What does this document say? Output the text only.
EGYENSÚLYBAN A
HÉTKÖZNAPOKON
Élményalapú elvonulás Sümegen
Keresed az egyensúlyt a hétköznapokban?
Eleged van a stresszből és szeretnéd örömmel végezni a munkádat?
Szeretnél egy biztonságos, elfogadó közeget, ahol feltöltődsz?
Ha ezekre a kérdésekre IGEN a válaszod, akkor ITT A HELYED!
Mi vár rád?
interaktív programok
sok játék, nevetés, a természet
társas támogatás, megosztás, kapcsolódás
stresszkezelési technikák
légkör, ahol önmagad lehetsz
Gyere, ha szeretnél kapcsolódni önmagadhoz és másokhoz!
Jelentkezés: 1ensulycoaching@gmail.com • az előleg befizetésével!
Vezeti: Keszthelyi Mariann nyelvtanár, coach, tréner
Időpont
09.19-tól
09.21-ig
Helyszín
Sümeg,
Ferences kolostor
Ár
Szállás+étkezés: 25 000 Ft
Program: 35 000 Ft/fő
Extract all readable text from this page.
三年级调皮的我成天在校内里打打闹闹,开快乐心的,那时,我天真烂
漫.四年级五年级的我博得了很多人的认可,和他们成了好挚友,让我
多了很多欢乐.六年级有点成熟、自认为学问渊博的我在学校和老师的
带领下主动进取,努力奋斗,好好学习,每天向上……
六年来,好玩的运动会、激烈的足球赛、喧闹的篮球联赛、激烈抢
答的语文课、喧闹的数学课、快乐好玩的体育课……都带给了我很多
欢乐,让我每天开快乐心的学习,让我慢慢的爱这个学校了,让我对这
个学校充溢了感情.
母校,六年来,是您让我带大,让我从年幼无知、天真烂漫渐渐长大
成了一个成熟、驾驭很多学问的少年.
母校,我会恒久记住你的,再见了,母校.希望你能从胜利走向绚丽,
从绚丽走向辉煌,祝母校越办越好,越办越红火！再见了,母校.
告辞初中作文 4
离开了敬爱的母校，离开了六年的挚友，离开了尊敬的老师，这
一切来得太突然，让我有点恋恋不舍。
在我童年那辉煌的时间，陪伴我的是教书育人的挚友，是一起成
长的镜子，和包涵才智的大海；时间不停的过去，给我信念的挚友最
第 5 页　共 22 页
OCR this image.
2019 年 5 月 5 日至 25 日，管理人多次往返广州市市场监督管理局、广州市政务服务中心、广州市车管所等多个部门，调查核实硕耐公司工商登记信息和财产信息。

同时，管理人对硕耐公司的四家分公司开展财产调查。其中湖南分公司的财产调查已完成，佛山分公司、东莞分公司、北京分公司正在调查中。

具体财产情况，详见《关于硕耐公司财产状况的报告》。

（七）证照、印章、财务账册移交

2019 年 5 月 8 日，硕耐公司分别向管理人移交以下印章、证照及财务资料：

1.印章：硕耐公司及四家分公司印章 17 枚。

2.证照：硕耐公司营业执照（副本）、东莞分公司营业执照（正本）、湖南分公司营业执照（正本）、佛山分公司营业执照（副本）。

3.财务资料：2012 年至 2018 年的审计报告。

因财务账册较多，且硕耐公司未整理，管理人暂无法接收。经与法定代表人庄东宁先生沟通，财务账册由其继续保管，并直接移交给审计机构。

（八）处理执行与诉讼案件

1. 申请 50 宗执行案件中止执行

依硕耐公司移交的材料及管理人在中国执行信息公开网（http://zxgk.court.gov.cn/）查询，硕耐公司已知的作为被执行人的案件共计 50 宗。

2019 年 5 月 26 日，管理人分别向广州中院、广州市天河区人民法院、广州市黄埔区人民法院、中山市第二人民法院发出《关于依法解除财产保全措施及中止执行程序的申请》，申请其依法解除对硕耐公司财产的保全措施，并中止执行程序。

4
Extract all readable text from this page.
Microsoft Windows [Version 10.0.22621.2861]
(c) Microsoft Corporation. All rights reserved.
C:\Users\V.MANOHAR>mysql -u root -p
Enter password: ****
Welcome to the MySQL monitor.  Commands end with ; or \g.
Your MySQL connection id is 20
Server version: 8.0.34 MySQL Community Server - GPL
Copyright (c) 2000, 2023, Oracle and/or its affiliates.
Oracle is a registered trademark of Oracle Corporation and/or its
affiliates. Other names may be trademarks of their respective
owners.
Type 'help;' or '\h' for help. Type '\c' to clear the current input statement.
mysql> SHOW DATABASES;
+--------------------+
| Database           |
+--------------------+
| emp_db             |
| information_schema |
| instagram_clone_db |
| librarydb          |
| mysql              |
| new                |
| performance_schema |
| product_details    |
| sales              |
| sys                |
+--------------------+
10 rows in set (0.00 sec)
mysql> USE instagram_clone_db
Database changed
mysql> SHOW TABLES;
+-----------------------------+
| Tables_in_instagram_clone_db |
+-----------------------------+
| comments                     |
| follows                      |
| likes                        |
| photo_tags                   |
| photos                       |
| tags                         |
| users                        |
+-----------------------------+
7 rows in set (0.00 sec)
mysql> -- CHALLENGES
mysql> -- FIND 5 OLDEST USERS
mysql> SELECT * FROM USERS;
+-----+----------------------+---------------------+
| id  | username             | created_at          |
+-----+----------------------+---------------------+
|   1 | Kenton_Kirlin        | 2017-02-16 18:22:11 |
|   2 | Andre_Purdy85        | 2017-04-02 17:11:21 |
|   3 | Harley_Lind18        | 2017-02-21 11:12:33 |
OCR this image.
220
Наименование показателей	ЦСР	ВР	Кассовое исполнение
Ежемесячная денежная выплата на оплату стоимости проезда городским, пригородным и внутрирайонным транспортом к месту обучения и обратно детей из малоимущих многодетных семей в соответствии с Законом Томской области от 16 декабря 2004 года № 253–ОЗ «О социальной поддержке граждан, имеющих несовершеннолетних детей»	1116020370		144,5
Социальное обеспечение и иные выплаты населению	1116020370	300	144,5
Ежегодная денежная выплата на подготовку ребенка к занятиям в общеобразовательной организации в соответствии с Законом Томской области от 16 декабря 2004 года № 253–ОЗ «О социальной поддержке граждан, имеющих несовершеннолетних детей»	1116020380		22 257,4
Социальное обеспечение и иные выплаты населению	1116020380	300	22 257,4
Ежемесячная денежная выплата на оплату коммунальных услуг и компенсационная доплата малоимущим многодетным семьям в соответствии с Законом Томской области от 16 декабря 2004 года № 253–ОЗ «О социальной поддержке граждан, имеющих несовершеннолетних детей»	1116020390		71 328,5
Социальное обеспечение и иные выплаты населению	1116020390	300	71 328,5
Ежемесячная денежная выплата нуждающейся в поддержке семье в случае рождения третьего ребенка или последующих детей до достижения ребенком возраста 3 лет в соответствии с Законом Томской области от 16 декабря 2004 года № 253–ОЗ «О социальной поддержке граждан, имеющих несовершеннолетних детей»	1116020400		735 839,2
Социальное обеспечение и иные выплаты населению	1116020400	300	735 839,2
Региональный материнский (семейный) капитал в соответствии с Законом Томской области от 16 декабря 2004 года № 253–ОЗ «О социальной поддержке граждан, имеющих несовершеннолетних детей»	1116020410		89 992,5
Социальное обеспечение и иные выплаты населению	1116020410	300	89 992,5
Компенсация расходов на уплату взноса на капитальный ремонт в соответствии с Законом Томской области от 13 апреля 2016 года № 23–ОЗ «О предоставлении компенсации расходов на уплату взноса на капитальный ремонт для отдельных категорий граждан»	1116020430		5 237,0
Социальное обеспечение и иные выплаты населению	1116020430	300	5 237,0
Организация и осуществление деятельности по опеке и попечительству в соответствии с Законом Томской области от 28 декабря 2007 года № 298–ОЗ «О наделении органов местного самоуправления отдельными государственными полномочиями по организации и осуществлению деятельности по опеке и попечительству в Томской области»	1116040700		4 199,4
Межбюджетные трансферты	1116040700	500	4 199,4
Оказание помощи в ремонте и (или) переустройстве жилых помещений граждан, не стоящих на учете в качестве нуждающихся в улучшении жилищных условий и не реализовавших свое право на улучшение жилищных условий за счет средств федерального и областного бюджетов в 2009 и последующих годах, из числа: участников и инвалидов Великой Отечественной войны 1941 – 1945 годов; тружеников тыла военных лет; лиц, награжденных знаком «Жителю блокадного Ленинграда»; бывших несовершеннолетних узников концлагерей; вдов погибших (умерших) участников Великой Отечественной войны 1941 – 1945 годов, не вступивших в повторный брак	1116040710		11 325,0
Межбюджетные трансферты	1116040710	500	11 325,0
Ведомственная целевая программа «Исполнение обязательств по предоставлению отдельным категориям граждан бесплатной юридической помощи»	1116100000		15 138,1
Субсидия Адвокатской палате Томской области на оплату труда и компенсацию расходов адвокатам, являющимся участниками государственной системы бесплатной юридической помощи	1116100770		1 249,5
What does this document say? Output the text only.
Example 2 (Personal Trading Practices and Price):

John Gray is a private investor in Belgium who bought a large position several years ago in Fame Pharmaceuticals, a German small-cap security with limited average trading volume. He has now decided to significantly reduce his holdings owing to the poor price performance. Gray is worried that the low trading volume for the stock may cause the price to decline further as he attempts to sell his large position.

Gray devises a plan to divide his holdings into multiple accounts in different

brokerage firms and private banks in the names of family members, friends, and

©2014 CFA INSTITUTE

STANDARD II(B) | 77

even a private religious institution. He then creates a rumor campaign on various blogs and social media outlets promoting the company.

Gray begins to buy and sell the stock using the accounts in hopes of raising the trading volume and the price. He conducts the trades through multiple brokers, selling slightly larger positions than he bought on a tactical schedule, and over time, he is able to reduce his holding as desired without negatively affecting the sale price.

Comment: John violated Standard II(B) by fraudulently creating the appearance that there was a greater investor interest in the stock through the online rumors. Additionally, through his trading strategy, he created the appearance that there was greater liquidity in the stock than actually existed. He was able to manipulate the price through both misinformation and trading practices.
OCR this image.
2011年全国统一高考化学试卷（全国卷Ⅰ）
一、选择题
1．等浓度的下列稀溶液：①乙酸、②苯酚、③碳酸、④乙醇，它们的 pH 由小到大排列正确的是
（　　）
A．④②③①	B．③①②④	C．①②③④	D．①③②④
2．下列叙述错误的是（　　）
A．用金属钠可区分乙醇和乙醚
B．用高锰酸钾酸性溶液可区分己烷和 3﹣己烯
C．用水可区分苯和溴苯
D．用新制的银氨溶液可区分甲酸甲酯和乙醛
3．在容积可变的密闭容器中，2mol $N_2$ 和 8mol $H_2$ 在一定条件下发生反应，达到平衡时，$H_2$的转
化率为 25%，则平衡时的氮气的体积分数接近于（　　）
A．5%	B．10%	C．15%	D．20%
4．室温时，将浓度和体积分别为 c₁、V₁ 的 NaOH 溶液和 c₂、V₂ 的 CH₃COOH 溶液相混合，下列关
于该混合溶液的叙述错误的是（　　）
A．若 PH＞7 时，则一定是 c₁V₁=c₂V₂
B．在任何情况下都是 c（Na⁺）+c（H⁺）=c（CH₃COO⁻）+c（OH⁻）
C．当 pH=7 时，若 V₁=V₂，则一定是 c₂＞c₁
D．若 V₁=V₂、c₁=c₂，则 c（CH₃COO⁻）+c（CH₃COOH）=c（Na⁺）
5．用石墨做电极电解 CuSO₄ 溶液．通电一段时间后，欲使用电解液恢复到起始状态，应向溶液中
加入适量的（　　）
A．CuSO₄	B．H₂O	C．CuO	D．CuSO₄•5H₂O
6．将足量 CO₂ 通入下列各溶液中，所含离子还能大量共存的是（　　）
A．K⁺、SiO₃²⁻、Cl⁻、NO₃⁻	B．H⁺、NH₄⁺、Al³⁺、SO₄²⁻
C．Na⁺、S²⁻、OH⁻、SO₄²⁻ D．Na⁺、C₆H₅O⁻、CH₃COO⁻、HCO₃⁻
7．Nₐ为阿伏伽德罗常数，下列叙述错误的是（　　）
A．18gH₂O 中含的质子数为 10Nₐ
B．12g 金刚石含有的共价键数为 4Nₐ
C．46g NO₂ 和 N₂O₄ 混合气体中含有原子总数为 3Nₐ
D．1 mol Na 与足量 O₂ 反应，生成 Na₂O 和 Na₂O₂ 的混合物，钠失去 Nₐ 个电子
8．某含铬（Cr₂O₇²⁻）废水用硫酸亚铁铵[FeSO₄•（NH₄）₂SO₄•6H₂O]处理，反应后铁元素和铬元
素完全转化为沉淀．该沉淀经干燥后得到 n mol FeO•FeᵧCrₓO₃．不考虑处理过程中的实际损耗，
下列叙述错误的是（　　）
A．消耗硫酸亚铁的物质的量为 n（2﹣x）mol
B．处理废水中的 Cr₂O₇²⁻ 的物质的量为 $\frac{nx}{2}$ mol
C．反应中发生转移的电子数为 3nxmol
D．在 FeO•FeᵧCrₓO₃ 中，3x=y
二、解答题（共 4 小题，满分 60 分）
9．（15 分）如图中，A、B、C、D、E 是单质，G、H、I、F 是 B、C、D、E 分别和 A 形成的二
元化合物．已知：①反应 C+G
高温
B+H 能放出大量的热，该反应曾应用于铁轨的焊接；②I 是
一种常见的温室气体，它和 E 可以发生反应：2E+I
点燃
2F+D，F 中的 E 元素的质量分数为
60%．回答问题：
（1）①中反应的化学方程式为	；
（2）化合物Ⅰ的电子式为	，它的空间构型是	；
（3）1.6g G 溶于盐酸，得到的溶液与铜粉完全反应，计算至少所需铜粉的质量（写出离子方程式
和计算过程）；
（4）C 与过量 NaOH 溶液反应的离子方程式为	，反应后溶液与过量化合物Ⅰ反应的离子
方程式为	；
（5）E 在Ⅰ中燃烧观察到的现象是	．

--

** WORK TO DO **
Select and copy each line from the data that includes the word "John".

** SOLVED EXERCISE **
John Gray is a private investor in Belgium who bought a large position several years ago in Fame Pharmaceuticals, a German small-cap security with limited average trading volume. He has now decided to significantly reduce his holdings owing to the poor price performance. Gray is worried that the low trading volume for the stock may cause the price to decline further as he attempts to sell his large position.
Comment: John violated Standard II(B) by fraudulently creating the appearance that there was a greater investor interest in the stock through the online rumors. Additionally, through his trading strategy, he created the appearance that there was greater liquidity in the stock than actually existed. He was able to manipulate the price through both misinformation and trading practices.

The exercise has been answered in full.